* [Data rows]:

_ _ _ _ _

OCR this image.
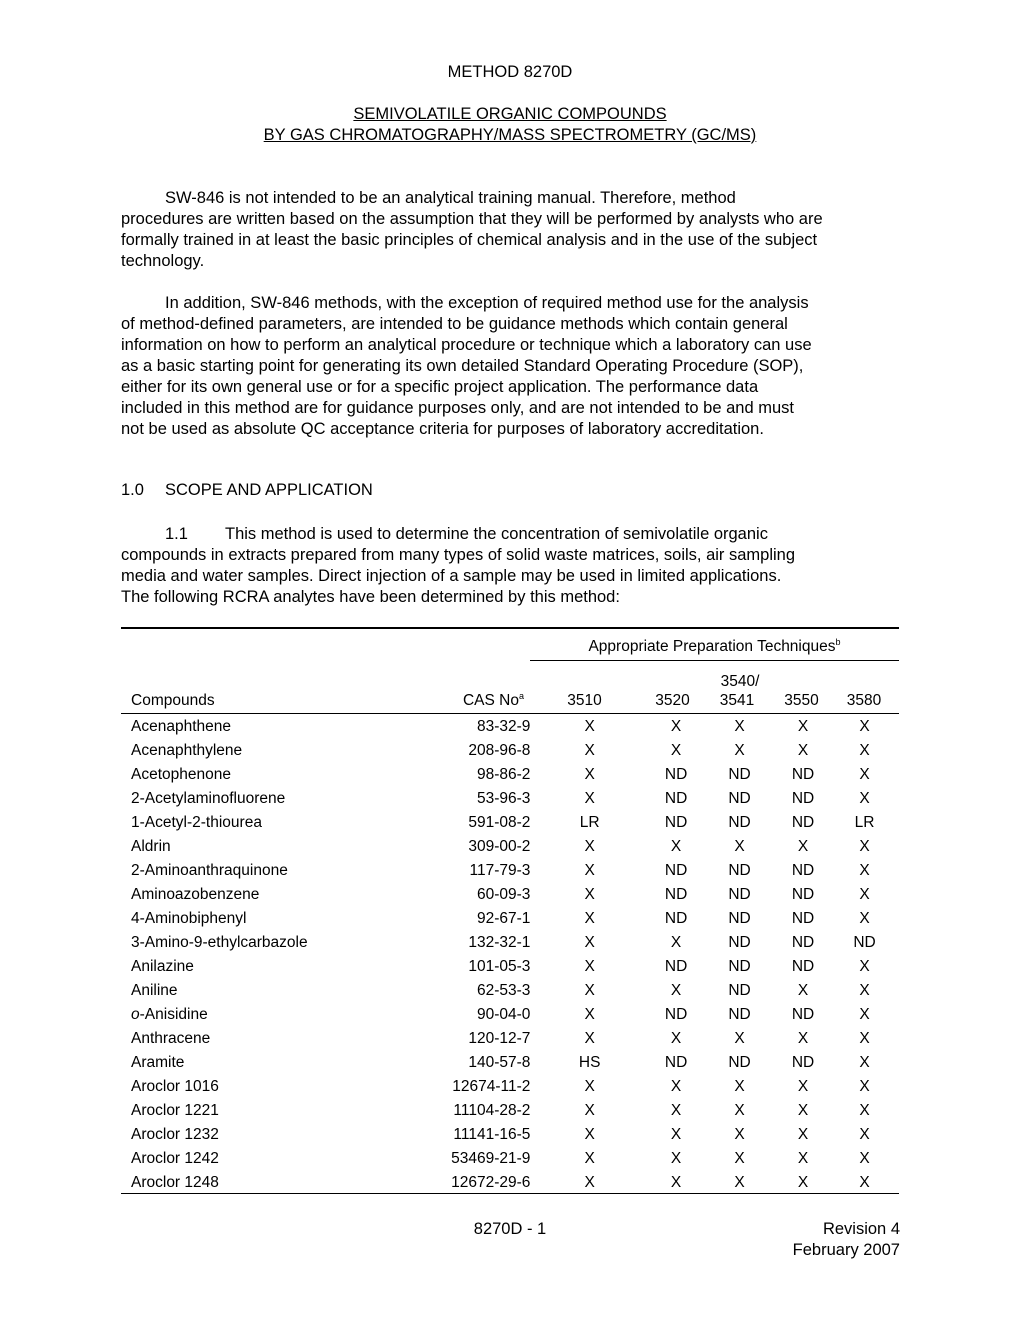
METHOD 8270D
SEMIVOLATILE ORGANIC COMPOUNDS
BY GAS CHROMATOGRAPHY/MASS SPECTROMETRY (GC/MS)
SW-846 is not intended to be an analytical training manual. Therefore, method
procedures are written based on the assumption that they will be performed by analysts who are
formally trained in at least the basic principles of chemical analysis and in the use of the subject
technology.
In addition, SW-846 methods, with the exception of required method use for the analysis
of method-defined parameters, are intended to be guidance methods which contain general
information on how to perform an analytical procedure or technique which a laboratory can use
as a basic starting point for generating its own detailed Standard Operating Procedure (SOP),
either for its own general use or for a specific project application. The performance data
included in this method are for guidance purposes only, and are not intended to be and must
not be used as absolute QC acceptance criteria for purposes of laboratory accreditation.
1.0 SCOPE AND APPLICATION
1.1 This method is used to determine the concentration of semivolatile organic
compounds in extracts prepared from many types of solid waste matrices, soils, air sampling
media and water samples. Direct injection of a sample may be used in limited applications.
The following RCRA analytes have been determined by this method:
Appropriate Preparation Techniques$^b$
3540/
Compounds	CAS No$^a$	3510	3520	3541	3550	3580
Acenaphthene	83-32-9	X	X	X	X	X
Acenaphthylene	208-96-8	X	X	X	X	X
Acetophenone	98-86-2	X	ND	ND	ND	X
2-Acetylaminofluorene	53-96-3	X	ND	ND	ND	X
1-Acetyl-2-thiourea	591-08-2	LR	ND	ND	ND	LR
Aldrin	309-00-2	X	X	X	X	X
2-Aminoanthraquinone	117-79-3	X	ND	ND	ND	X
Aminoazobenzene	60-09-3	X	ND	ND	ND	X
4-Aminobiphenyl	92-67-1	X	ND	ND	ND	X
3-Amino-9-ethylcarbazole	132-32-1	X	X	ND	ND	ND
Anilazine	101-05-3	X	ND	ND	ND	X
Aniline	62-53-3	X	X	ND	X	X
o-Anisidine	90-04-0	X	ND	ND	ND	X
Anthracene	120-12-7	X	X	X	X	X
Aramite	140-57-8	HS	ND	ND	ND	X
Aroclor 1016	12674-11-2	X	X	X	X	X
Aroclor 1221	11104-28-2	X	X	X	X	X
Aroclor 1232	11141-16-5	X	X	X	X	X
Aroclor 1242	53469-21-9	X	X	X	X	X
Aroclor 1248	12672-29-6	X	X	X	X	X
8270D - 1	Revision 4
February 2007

_ _ _ _ _

Retype each record exactly as it stands, but do not include the pictures.

OCR this image.
METHOD 8270D
SEMIVOLATILE ORGANIC COMPOUNDS
BY GAS CHROMATOGRAPHY/MASS SPECTROMETRY (GC/MS)
SW-846 is not intended to be an analytical training manual. Therefore, method
procedures are written based on the assumption that they will be performed by analysts who are
formally trained in at least the basic principles of chemical analysis and in the use of the subject
technology.
In addition, SW-846 methods, with the exception of required method use for the analysis
of method-defined parameters, are intended to be guidance methods which contain general
information on how to perform an analytical procedure or technique which a laboratory can use
as a basic starting point for generating its own detailed Standard Operating Procedure (SOP),
either for its own general use or for a specific project application. The performance data
included in this method are for guidance purposes only, and are not intended to be and must
not be used as absolute QC acceptance criteria for purposes of laboratory accreditation.
1.0 SCOPE AND APPLICATION
1.1 This method is used to determine the concentration of semivolatile organic
compounds in extracts prepared from many types of solid waste matrices, soils, air sampling
media and water samples. Direct injection of a sample may be used in limited applications.
The following RCRA analytes have been determined by this method:
Appropriate Preparation Techniques$^b$
3540/
Compounds	CAS No$^a$	3510	3520	3541	3550	3580
Acenaphthene	83-32-9	X	X	X	X	X
Acenaphthylene	208-96-8	X	X	X	X	X
Acetophenone	98-86-2	X	ND	ND	ND	X
2-Acetylaminofluorene	53-96-3	X	ND	ND	ND	X
1-Acetyl-2-thiourea	591-08-2	LR	ND	ND	ND	LR
Aldrin	309-00-2	X	X	X	X	X
2-Aminoanthraquinone	117-79-3	X	ND	ND	ND	X
Aminoazobenzene	60-09-3	X	ND	ND	ND	X
4-Aminobiphenyl	92-67-1	X	ND	ND	ND	X
3-Amino-9-ethylcarbazole	132-32-1	X	X	ND	ND	ND
Anilazine	101-05-3	X	ND	ND	ND	X
Aniline	62-53-3	X	X	ND	X	X
o-Anisidine	90-04-0	X	ND	ND	ND	X
Anthracene	120-12-7	X	X	X	X	X
Aramite	140-57-8	HS	ND	ND	ND	X
Aroclor 1016	12674-11-2	X	X	X	X	X
Aroclor 1221	11104-28-2	X	X	X	X	X
Aroclor 1232	11141-16-5	X	X	X	X	X
Aroclor 1242	53469-21-9	X	X	X	X	X
Aroclor 1248	12672-29-6	X	X	X	X	X
8270D - 1	Revision 4
February 2007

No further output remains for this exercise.